> [WHAT IS BEING ASKED]: Note each line where "топливо" appears, and copy it.

> [DATA FOR THIS TASK]:

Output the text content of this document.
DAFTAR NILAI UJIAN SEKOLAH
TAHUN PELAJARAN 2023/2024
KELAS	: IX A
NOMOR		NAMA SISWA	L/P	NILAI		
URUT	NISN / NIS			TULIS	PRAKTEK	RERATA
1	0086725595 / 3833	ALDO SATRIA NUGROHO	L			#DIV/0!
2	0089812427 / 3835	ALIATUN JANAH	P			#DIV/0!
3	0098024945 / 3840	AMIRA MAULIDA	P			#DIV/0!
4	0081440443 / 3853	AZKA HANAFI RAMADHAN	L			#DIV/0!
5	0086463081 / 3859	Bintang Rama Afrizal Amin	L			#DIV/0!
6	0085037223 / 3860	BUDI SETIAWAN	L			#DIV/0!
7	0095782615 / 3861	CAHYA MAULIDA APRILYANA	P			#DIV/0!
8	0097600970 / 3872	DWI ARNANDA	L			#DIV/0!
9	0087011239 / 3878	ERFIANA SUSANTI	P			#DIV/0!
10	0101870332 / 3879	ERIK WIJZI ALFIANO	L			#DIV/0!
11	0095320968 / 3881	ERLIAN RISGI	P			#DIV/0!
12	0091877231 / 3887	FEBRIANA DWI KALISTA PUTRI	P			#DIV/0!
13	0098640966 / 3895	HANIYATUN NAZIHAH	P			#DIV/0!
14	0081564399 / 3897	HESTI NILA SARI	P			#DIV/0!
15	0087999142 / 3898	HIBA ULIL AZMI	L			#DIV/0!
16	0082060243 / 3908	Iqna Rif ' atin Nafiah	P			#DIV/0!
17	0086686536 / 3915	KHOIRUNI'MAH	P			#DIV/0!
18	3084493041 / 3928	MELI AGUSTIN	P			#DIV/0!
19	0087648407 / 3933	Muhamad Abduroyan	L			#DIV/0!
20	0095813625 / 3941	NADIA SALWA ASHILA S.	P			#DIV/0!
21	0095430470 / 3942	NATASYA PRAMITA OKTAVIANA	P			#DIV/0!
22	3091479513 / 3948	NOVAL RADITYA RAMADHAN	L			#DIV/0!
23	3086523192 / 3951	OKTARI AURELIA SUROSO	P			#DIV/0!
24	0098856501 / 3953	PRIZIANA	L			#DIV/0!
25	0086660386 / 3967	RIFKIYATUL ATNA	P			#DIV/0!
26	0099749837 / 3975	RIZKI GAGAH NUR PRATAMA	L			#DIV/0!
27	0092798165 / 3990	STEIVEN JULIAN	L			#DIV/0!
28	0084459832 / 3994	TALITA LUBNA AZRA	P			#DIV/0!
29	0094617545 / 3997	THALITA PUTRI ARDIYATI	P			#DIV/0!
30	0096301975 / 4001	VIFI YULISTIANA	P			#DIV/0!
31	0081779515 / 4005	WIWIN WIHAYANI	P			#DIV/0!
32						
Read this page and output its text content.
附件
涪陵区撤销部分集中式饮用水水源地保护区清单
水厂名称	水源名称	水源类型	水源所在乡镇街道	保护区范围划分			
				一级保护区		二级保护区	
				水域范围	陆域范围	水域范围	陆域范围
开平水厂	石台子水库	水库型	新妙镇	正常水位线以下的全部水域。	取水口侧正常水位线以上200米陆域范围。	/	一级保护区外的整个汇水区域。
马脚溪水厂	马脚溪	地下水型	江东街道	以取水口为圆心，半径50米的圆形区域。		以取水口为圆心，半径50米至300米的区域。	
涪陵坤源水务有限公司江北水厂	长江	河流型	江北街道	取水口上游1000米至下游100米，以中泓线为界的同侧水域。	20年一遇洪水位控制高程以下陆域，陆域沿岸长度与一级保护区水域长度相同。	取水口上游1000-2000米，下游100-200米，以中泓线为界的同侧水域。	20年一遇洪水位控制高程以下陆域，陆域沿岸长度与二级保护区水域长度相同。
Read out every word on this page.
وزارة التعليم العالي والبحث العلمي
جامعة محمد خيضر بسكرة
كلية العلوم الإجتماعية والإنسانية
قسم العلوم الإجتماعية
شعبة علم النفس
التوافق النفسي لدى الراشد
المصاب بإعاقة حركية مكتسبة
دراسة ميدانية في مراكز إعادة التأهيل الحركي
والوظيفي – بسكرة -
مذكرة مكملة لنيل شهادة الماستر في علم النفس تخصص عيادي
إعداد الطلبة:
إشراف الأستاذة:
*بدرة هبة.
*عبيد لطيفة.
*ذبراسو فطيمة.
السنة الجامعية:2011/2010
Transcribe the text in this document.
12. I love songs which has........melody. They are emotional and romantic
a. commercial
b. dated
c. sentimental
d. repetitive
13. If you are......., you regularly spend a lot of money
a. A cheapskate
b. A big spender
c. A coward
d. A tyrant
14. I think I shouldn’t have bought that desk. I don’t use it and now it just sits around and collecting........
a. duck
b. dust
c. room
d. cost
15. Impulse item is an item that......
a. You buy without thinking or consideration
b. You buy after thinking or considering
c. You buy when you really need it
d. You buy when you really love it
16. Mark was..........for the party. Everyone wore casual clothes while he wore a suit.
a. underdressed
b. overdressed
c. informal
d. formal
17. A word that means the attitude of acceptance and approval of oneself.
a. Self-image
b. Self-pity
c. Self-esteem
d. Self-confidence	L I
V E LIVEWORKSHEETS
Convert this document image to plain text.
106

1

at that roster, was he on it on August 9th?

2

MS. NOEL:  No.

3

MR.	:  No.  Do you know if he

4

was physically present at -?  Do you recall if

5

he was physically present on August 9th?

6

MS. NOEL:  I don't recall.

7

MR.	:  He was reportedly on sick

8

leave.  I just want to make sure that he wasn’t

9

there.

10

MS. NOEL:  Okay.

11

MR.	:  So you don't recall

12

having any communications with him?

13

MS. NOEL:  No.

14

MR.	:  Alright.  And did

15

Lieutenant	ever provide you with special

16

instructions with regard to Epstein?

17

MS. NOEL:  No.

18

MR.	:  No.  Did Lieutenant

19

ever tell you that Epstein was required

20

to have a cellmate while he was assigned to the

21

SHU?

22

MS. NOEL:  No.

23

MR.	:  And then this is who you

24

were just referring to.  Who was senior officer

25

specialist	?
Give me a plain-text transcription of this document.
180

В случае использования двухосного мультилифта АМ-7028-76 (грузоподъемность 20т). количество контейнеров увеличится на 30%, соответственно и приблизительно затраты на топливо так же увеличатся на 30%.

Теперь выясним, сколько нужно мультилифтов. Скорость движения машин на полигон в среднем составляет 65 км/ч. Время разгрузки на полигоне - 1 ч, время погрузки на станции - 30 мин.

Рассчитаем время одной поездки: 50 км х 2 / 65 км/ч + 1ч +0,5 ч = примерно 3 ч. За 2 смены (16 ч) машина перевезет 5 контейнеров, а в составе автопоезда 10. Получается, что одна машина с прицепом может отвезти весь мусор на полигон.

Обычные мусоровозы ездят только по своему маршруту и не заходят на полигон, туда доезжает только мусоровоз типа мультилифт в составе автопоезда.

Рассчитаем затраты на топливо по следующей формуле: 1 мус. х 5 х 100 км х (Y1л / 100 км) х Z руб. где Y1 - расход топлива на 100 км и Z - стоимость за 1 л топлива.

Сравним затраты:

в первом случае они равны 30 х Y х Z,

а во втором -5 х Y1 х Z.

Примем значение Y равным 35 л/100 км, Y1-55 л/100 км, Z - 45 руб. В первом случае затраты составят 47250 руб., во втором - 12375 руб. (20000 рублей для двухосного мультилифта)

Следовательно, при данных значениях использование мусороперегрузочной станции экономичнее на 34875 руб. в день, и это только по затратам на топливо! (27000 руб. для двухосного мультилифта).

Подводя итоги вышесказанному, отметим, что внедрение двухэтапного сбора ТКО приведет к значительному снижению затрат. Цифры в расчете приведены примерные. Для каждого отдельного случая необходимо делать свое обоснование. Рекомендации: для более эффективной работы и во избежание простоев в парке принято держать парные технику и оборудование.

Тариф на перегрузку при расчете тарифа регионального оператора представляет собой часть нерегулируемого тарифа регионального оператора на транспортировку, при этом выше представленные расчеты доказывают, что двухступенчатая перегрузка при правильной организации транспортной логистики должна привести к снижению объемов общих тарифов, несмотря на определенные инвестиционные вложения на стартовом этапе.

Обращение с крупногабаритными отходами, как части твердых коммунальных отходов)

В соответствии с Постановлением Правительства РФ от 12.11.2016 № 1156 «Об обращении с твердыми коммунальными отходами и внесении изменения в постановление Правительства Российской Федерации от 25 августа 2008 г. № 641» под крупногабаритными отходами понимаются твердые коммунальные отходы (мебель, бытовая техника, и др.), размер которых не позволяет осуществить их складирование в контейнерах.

> [EXERCISE ANSWER]:
В случае использования двухосного мультилифта АМ-7028-76 (грузоподъемность 20т). количество контейнеров увеличится на 30%, соответственно и приблизительно затраты на топливо так же увеличатся на 30%.
Рассчитаем затраты на топливо по следующей формуле: 1 мус. х 5 х 100 км х (Y1л / 100 км) х Z руб. где Y1 - расход топлива на 100 км и Z - стоимость за 1 л топлива.
Следовательно, при данных значениях использование мусороперегрузочной станции экономичнее на 34875 руб. в день, и это только по затратам на топливо! (27000 руб. для двухосного мультилифта).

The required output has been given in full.